Task objective. Search the records below for the word "JSON" and show every line where it occurs.

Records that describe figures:
☆ ☆ ☆

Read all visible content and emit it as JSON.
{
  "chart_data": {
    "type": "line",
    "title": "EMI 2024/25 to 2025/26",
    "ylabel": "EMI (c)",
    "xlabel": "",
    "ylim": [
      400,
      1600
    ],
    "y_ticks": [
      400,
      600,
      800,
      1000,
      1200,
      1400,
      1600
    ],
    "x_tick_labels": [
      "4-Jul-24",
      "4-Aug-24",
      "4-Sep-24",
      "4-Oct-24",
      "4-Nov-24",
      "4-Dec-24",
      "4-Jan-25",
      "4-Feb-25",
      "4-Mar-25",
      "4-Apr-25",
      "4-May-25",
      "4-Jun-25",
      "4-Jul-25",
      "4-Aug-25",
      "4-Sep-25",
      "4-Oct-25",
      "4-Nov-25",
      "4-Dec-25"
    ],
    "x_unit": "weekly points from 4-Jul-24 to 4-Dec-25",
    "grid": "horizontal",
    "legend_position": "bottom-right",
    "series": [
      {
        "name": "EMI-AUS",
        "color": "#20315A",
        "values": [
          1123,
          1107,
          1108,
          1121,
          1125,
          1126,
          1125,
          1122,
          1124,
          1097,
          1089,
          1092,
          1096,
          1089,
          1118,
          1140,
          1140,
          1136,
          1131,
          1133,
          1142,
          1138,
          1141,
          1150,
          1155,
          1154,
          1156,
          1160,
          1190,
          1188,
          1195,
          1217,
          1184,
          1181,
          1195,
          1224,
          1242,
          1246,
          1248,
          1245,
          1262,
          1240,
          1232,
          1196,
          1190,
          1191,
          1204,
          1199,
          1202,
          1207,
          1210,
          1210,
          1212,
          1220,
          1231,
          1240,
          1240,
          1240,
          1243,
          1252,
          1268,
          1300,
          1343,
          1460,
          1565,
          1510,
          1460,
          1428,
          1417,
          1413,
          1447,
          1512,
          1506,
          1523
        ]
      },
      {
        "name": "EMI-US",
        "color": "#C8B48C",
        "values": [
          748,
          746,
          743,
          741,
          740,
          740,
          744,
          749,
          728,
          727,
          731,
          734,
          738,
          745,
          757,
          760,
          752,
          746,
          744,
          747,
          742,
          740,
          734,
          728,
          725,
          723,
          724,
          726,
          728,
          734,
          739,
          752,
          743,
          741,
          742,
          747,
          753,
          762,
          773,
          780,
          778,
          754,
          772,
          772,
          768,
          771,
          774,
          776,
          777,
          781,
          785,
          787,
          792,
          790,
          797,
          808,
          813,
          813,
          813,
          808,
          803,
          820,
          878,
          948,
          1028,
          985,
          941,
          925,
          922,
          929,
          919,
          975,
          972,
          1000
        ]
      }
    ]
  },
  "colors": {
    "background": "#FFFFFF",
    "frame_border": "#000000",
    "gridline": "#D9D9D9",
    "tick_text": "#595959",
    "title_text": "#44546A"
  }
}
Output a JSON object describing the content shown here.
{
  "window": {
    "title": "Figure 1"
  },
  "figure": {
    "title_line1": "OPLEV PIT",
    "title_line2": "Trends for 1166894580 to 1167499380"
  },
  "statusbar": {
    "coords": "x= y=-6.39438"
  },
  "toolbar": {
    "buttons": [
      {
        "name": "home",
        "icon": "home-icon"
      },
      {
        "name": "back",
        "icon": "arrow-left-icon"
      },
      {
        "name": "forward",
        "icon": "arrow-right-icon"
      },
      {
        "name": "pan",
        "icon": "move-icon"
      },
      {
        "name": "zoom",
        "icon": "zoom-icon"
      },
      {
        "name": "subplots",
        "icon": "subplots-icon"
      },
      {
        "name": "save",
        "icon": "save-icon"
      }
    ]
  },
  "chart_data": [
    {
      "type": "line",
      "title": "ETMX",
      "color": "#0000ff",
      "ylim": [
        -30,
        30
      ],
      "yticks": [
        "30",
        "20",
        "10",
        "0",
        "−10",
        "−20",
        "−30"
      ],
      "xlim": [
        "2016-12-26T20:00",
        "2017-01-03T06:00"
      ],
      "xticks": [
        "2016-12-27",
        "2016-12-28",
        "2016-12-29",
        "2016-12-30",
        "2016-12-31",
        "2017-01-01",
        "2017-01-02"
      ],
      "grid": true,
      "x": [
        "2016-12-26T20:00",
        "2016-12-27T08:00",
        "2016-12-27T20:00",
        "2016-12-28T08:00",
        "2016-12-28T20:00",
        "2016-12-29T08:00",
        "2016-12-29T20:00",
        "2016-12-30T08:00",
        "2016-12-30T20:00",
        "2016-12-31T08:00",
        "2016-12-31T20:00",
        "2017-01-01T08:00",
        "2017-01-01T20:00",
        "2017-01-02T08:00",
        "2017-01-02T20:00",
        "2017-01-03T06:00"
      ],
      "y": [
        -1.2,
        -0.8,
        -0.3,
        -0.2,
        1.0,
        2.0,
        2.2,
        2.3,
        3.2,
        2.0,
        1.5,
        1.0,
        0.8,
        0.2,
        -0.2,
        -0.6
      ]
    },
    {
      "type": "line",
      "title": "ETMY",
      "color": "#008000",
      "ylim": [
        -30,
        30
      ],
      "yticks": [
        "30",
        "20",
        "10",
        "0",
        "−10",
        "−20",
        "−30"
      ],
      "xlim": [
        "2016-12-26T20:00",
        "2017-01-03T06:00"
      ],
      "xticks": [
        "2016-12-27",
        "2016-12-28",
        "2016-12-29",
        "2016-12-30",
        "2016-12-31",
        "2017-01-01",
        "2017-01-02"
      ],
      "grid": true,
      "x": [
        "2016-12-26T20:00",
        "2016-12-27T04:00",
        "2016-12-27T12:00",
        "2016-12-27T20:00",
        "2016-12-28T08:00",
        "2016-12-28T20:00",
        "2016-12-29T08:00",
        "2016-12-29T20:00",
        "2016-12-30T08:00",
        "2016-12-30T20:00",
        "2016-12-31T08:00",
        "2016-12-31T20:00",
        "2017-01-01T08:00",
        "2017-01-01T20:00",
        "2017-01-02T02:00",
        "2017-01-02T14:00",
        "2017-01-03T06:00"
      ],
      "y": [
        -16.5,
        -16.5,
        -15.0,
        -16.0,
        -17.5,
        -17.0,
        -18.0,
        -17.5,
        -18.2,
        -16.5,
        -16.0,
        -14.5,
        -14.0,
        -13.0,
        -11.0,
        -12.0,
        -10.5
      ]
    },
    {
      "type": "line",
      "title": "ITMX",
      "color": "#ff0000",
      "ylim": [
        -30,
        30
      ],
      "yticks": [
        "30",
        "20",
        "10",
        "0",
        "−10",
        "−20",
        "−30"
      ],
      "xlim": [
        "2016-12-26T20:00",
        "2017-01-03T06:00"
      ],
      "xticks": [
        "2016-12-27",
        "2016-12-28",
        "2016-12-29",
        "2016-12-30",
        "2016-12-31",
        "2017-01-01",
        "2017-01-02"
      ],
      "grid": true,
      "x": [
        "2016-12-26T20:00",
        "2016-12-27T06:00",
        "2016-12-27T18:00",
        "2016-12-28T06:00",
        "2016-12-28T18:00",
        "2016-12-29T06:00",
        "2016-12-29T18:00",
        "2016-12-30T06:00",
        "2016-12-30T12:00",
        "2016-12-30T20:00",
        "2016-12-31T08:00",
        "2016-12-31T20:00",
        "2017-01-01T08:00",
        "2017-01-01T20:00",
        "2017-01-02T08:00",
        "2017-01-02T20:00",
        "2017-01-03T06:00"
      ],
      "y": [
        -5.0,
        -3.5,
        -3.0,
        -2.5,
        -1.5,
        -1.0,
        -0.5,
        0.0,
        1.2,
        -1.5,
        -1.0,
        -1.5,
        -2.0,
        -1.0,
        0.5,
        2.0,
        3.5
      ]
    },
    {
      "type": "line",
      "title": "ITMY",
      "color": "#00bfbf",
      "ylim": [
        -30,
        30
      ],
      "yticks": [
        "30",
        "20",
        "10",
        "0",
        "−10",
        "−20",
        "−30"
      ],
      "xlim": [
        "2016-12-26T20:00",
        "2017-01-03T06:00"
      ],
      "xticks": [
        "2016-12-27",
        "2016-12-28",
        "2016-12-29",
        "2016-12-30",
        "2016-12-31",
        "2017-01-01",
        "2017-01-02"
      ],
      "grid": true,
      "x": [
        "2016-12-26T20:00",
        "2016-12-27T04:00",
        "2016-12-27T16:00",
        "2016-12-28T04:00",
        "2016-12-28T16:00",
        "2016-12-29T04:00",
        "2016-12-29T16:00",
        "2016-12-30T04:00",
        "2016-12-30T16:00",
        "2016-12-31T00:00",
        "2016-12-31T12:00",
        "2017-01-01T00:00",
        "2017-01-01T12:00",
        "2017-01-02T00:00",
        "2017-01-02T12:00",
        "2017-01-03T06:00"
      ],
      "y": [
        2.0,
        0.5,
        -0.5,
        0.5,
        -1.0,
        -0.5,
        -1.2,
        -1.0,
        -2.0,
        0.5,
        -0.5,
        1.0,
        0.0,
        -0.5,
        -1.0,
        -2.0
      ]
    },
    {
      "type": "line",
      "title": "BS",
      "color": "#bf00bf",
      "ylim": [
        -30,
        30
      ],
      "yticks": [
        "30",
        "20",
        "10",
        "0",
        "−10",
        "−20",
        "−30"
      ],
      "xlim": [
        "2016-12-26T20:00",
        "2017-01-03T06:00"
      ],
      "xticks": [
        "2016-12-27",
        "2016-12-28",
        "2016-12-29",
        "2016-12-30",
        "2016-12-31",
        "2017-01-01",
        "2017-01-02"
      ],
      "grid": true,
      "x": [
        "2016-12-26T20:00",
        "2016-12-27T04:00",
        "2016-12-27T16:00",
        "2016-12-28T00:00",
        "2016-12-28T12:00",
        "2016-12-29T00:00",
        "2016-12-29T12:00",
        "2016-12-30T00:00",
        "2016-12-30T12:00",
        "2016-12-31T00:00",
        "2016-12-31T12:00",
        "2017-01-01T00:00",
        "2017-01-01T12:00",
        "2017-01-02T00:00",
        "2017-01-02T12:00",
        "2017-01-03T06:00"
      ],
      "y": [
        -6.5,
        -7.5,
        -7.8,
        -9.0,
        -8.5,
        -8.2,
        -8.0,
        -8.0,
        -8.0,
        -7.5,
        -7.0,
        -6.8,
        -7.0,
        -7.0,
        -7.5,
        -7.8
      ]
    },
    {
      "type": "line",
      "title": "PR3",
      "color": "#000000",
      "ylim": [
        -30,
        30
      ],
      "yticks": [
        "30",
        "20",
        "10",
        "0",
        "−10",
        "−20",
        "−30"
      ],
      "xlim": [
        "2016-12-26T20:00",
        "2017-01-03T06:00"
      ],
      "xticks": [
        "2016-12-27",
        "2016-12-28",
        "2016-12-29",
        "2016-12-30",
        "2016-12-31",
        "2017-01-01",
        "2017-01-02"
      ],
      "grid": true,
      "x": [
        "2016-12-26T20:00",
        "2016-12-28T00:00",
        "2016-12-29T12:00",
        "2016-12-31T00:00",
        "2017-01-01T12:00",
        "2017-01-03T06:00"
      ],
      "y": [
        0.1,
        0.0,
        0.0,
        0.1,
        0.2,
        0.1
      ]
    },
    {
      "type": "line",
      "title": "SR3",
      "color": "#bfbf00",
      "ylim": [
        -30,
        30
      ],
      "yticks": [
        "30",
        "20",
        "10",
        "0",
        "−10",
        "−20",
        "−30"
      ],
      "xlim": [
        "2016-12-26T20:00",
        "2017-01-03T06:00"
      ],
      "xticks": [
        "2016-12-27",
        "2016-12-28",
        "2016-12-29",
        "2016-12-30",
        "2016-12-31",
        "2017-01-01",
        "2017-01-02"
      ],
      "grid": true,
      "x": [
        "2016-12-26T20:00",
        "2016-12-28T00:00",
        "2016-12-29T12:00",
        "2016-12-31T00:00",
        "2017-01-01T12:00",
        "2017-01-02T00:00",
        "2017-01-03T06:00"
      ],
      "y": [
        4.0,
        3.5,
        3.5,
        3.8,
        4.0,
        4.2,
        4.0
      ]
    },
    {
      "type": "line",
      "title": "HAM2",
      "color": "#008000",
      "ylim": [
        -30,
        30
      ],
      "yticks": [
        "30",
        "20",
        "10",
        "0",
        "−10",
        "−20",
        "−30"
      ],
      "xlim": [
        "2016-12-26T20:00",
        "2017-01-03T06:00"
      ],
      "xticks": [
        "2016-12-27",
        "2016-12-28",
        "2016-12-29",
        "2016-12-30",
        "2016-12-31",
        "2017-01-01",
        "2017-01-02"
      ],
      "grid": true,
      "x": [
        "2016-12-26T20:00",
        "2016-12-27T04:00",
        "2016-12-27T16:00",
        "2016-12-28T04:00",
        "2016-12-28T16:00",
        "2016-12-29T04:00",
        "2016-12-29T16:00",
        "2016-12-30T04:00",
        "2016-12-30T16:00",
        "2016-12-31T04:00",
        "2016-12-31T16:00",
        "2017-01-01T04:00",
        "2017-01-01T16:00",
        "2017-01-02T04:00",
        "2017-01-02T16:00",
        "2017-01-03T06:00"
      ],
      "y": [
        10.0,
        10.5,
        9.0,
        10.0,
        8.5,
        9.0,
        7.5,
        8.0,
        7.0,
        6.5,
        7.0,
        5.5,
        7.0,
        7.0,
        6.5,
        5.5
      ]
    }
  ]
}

☆ ☆ ☆

Solved problem.
Read all visible content and emit it as JSON.
Output a JSON object describing the content shown here.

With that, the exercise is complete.